▶ **STATED EXERCISE**:
Return the records that follow unaltered. Omit every picture.

▶ **MATERIAL TO PROCESS**:

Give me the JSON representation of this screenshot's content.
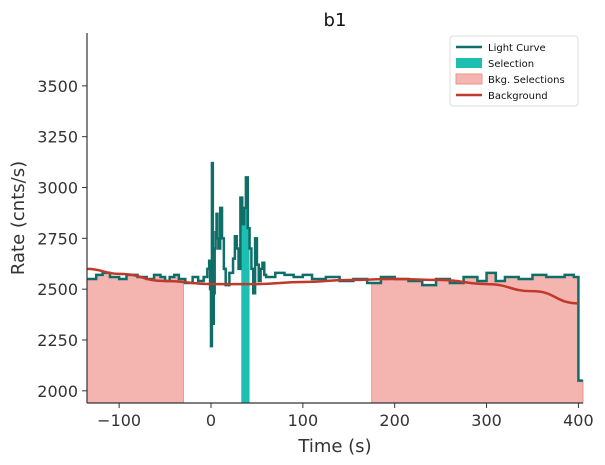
{
  "chart_data": {
    "type": "line",
    "title": "b1",
    "xlabel": "Time (s)",
    "ylabel": "Rate (cnts/s)",
    "xlim": [
      -135,
      405
    ],
    "ylim": [
      1940,
      3760
    ],
    "x_ticks": [
      -100,
      0,
      100,
      200,
      300,
      400
    ],
    "x_tick_labels": [
      "−100",
      "0",
      "100",
      "200",
      "300",
      "400"
    ],
    "y_ticks": [
      2000,
      2250,
      2500,
      2750,
      3000,
      3250,
      3500
    ],
    "y_tick_labels": [
      "2000",
      "2250",
      "2500",
      "2750",
      "3000",
      "3250",
      "3500"
    ],
    "grid": false,
    "legend_position": "top-right",
    "legend": [
      {
        "label": "Light Curve",
        "kind": "line",
        "color": "#0f6e68"
      },
      {
        "label": "Selection",
        "kind": "patch",
        "color": "#1cbfb2"
      },
      {
        "label": "Bkg. Selections",
        "kind": "patch",
        "color": "#f4b5b0"
      },
      {
        "label": "Background",
        "kind": "line",
        "color": "#c0392b"
      }
    ],
    "light_curve": {
      "x": [
        -135,
        -125,
        -118,
        -110,
        -100,
        -92,
        -80,
        -70,
        -62,
        -55,
        -50,
        -45,
        -40,
        -35,
        -28,
        -20,
        -14,
        -8,
        -4,
        -2,
        -1,
        0,
        1,
        2,
        3,
        4,
        5,
        6,
        7,
        8,
        10,
        12,
        14,
        16,
        20,
        24,
        26,
        28,
        30,
        32,
        34,
        36,
        38,
        40,
        42,
        44,
        46,
        48,
        50,
        52,
        54,
        56,
        58,
        60,
        70,
        80,
        90,
        100,
        110,
        125,
        140,
        155,
        170,
        185,
        200,
        215,
        230,
        245,
        260,
        275,
        290,
        300,
        310,
        320,
        335,
        350,
        365,
        375,
        385,
        395,
        400,
        405
      ],
      "y": [
        2550,
        2570,
        2580,
        2560,
        2550,
        2570,
        2560,
        2550,
        2570,
        2560,
        2540,
        2560,
        2570,
        2550,
        2530,
        2560,
        2540,
        2560,
        2600,
        2640,
        2500,
        2220,
        3120,
        2330,
        2480,
        2700,
        2780,
        2870,
        2750,
        2700,
        2900,
        2750,
        2600,
        2520,
        2580,
        2650,
        2760,
        2700,
        2600,
        2950,
        2820,
        2900,
        3050,
        2800,
        2700,
        2600,
        2480,
        2750,
        2620,
        2540,
        2600,
        2630,
        2570,
        2560,
        2580,
        2570,
        2560,
        2570,
        2550,
        2560,
        2540,
        2550,
        2530,
        2560,
        2550,
        2540,
        2520,
        2550,
        2530,
        2560,
        2540,
        2580,
        2540,
        2560,
        2550,
        2570,
        2560,
        2560,
        2570,
        2560,
        2050,
        2050
      ]
    },
    "selection": {
      "x_start": 33,
      "x_end": 42
    },
    "bkg_selections": [
      {
        "x_start": -135,
        "x_end": -30
      },
      {
        "x_start": 175,
        "x_end": 405
      }
    ],
    "background_fit": {
      "x": [
        -135,
        -100,
        -50,
        0,
        50,
        100,
        150,
        200,
        250,
        300,
        350,
        400
      ],
      "y": [
        2600,
        2575,
        2540,
        2525,
        2525,
        2535,
        2545,
        2550,
        2545,
        2525,
        2490,
        2430
      ]
    }
  }
}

▶ **COMPLETE RESPONSE**:
Give me the JSON representation of this screenshot's content.
{
  "chart_data": {
    "type": "line",
    "title": "b1",
    "xlabel": "Time (s)",
    "ylabel": "Rate (cnts/s)",
    "xlim": [
      -135,
      405
    ],
    "ylim": [
      1940,
      3760
    ],
    "x_ticks": [
      -100,
      0,
      100,
      200,
      300,
      400
    ],
    "x_tick_labels": [
      "−100",
      "0",
      "100",
      "200",
      "300",
      "400"
    ],
    "y_ticks": [
      2000,
      2250,
      2500,
      2750,
      3000,
      3250,
      3500
    ],
    "y_tick_labels": [
      "2000",
      "2250",
      "2500",
      "2750",
      "3000",
      "3250",
      "3500"
    ],
    "grid": false,
    "legend_position": "top-right",
    "legend": [
      {
        "label": "Light Curve",
        "kind": "line",
        "color": "#0f6e68"
      },
      {
        "label": "Selection",
        "kind": "patch",
        "color": "#1cbfb2"
      },
      {
        "label": "Bkg. Selections",
        "kind": "patch",
        "color": "#f4b5b0"
      },
      {
        "label": "Background",
        "kind": "line",
        "color": "#c0392b"
      }
    ],
    "light_curve": {
      "x": [
        -135,
        -125,
        -118,
        -110,
        -100,
        -92,
        -80,
        -70,
        -62,
        -55,
        -50,
        -45,
        -40,
        -35,
        -28,
        -20,
        -14,
        -8,
        -4,
        -2,
        -1,
        0,
        1,
        2,
        3,
        4,
        5,
        6,
        7,
        8,
        10,
        12,
        14,
        16,
        20,
        24,
        26,
        28,
        30,
        32,
        34,
        36,
        38,
        40,
        42,
        44,
        46,
        48,
        50,
        52,
        54,
        56,
        58,
        60,
        70,
        80,
        90,
        100,
        110,
        125,
        140,
        155,
        170,
        185,
        200,
        215,
        230,
        245,
        260,
        275,
        290,
        300,
        310,
        320,
        335,
        350,
        365,
        375,
        385,
        395,
        400,
        405
      ],
      "y": [
        2550,
        2570,
        2580,
        2560,
        2550,
        2570,
        2560,
        2550,
        2570,
        2560,
        2540,
        2560,
        2570,
        2550,
        2530,
        2560,
        2540,
        2560,
        2600,
        2640,
        2500,
        2220,
        3120,
        2330,
        2480,
        2700,
        2780,
        2870,
        2750,
        2700,
        2900,
        2750,
        2600,
        2520,
        2580,
        2650,
        2760,
        2700,
        2600,
        2950,
        2820,
        2900,
        3050,
        2800,
        2700,
        2600,
        2480,
        2750,
        2620,
        2540,
        2600,
        2630,
        2570,
        2560,
        2580,
        2570,
        2560,
        2570,
        2550,
        2560,
        2540,
        2550,
        2530,
        2560,
        2550,
        2540,
        2520,
        2550,
        2530,
        2560,
        2540,
        2580,
        2540,
        2560,
        2550,
        2570,
        2560,
        2560,
        2570,
        2560,
        2050,
        2050
      ]
    },
    "selection": {
      "x_start": 33,
      "x_end": 42
    },
    "bkg_selections": [
      {
        "x_start": -135,
        "x_end": -30
      },
      {
        "x_start": 175,
        "x_end": 405
      }
    ],
    "background_fit": {
      "x": [
        -135,
        -100,
        -50,
        0,
        50,
        100,
        150,
        200,
        250,
        300,
        350,
        400
      ],
      "y": [
        2600,
        2575,
        2540,
        2525,
        2525,
        2535,
        2545,
        2550,
        2545,
        2525,
        2490,
        2430
      ]
    }
  }
}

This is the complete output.